• WHAT NEEDS TO BE DONE: Count how many lines in the records contain the word "arrow", treating uppercase and lowercase as different. Reply with the number alone.

• DATA SHOWN:

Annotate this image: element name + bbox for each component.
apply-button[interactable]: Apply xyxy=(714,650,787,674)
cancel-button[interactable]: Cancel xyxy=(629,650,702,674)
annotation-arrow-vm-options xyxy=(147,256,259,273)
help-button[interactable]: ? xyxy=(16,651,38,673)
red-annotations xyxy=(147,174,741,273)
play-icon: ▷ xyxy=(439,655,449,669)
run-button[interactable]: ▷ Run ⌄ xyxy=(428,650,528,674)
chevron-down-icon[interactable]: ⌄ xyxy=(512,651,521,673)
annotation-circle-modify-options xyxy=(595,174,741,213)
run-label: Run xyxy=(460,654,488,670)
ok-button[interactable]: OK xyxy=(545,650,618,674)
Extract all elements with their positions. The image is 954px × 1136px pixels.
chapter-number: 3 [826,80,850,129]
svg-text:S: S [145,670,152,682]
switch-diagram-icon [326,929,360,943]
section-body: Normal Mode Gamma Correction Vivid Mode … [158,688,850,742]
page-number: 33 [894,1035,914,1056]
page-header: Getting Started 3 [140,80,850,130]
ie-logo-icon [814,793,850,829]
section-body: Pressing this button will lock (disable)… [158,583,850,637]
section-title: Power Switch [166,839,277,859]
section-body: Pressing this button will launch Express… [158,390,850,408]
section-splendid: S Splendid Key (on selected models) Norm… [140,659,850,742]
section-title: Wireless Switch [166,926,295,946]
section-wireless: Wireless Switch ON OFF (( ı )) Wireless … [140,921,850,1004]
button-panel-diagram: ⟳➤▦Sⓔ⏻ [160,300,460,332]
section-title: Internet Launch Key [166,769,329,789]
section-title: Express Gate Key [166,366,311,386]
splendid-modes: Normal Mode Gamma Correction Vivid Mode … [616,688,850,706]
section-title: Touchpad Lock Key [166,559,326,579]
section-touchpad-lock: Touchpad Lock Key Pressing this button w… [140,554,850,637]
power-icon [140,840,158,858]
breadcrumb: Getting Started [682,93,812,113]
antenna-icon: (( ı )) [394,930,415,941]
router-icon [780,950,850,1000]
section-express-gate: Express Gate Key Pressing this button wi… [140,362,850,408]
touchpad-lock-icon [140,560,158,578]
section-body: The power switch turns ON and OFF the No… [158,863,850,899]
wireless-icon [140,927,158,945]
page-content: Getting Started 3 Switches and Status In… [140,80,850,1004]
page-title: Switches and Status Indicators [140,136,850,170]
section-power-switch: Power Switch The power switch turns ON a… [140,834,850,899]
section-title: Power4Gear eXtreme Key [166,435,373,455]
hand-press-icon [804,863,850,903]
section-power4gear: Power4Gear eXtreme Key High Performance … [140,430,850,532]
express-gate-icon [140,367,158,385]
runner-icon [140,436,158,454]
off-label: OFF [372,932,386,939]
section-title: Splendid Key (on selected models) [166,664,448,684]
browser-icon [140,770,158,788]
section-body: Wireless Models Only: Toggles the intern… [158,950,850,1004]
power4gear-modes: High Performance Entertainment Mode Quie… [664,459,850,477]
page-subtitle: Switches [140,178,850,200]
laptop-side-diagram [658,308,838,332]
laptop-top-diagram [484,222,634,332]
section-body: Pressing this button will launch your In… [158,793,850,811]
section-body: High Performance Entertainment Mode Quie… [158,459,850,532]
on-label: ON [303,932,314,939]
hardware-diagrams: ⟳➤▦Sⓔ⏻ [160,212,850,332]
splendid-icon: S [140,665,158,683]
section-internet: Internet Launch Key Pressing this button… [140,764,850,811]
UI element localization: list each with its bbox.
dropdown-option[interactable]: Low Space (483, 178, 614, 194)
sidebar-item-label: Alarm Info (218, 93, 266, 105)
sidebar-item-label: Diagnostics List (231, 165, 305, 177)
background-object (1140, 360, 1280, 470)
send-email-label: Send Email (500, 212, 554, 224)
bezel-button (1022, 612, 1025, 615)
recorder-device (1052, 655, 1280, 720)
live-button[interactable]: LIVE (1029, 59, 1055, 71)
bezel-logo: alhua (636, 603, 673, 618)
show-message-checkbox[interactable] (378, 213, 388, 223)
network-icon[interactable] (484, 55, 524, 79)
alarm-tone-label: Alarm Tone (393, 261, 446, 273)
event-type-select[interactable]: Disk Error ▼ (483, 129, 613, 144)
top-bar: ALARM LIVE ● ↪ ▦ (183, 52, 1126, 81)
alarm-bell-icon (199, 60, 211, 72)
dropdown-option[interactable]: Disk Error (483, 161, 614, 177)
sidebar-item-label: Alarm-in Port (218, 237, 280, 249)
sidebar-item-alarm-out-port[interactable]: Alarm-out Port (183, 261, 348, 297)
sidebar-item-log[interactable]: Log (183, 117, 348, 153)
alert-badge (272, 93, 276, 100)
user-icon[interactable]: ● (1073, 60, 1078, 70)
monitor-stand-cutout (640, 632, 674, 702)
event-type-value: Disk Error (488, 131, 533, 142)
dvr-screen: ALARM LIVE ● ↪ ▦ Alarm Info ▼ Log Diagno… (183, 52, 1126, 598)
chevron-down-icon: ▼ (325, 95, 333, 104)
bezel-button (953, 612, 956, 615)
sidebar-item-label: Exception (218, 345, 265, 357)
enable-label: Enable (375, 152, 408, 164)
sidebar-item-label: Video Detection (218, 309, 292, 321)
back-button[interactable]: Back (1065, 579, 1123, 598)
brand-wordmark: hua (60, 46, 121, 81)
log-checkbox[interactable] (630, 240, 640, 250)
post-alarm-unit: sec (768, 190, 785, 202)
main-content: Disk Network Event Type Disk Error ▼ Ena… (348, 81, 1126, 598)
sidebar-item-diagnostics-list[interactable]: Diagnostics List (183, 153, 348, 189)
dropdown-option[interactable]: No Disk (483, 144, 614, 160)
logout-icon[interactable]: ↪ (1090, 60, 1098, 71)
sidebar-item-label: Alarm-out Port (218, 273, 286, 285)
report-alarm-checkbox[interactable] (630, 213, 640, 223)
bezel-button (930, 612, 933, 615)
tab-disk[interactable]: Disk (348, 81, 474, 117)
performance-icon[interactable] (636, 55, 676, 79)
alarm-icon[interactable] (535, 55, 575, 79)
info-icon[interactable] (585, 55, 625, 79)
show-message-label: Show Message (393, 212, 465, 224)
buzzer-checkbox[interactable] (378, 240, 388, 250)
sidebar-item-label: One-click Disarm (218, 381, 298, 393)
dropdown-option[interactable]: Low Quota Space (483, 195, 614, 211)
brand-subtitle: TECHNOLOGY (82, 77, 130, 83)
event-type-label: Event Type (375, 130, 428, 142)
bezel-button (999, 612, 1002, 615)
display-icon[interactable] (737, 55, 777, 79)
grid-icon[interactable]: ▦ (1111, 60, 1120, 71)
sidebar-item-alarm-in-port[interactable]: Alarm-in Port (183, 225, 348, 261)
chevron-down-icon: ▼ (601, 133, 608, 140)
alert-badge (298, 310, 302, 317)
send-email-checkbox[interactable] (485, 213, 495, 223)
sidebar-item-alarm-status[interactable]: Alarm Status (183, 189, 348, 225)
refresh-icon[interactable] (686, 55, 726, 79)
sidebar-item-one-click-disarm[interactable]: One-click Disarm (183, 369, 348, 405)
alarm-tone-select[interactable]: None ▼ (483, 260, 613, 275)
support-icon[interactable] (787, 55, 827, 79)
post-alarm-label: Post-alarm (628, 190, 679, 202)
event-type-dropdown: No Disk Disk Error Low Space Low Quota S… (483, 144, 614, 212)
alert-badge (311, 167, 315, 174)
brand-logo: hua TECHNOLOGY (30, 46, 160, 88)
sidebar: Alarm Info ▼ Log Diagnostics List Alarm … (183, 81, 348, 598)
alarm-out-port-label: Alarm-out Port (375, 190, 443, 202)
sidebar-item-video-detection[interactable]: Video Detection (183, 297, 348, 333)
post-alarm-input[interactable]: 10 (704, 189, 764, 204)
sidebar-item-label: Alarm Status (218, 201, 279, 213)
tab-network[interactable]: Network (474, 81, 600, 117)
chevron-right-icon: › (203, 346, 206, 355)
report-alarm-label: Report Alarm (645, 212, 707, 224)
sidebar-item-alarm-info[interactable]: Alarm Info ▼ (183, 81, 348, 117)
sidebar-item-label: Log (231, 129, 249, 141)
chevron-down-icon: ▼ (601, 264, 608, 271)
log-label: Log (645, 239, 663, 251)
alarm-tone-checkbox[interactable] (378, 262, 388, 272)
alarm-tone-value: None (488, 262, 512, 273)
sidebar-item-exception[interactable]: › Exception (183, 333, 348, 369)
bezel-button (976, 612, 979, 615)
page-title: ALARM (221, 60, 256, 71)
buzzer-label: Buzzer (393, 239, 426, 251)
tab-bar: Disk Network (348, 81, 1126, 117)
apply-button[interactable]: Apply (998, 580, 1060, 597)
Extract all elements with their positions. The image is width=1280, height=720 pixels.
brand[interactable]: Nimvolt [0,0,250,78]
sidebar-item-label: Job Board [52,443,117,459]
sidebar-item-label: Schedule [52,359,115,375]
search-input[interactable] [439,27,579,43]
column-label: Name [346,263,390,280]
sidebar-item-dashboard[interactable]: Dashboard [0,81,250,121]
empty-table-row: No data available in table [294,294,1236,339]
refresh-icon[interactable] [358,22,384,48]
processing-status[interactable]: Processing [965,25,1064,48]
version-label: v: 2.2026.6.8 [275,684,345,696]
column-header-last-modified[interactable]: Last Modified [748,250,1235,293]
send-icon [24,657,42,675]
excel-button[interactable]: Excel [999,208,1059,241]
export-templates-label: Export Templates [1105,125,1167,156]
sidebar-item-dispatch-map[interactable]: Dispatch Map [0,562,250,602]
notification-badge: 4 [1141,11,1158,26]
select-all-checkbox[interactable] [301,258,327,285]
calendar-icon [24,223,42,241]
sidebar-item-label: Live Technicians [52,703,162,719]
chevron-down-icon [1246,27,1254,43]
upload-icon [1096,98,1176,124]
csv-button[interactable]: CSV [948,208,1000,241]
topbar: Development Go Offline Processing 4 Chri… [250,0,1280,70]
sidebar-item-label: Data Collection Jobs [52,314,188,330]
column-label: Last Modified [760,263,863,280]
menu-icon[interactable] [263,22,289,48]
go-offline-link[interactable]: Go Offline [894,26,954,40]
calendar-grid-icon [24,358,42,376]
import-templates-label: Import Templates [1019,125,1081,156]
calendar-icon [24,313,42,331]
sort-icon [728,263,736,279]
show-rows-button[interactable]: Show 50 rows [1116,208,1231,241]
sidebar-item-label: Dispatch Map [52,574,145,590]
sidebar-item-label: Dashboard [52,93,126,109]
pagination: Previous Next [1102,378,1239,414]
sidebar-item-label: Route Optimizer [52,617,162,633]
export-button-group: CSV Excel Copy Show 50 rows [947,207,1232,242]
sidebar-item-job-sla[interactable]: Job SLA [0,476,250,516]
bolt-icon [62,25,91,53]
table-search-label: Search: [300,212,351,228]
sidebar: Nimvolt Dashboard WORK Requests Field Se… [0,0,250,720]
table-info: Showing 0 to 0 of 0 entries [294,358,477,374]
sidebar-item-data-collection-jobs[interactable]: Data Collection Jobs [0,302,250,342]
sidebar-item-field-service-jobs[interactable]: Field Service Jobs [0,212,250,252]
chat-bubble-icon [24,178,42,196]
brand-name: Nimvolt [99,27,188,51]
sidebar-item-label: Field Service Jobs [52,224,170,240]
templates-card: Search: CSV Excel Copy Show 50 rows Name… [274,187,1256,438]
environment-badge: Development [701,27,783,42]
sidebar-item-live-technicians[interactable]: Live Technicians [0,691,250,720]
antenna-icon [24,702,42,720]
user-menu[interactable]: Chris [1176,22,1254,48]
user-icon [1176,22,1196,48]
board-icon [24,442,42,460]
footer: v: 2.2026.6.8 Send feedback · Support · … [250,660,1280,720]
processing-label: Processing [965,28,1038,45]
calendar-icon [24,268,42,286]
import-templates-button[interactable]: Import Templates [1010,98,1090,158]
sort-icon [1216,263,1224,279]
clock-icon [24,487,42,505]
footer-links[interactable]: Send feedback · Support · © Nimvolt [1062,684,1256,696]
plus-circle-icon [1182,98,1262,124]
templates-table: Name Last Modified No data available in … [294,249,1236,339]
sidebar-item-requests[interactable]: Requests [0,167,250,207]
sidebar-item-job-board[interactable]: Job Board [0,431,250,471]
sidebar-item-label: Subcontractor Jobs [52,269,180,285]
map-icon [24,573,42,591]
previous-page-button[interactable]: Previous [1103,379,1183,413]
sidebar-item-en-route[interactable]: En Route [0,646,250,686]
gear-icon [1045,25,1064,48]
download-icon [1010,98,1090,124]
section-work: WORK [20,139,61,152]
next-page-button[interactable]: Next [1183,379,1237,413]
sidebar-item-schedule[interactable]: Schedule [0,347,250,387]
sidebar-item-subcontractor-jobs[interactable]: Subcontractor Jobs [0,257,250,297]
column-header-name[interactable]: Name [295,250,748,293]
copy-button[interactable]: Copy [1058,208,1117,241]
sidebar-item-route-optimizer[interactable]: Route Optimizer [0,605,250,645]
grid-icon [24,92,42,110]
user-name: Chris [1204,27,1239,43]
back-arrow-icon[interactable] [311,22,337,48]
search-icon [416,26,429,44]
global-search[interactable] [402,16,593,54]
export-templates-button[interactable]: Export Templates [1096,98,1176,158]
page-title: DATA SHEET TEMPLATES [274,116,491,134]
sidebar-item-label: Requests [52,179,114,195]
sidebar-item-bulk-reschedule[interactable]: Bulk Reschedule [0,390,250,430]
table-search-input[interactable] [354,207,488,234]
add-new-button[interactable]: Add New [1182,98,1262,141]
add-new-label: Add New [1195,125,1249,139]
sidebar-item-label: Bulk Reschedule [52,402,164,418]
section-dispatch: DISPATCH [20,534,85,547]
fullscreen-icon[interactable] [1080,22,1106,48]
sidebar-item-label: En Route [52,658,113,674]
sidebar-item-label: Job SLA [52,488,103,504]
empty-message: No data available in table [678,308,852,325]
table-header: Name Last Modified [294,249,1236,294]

• OUTPUT FOR THIS TASK: 2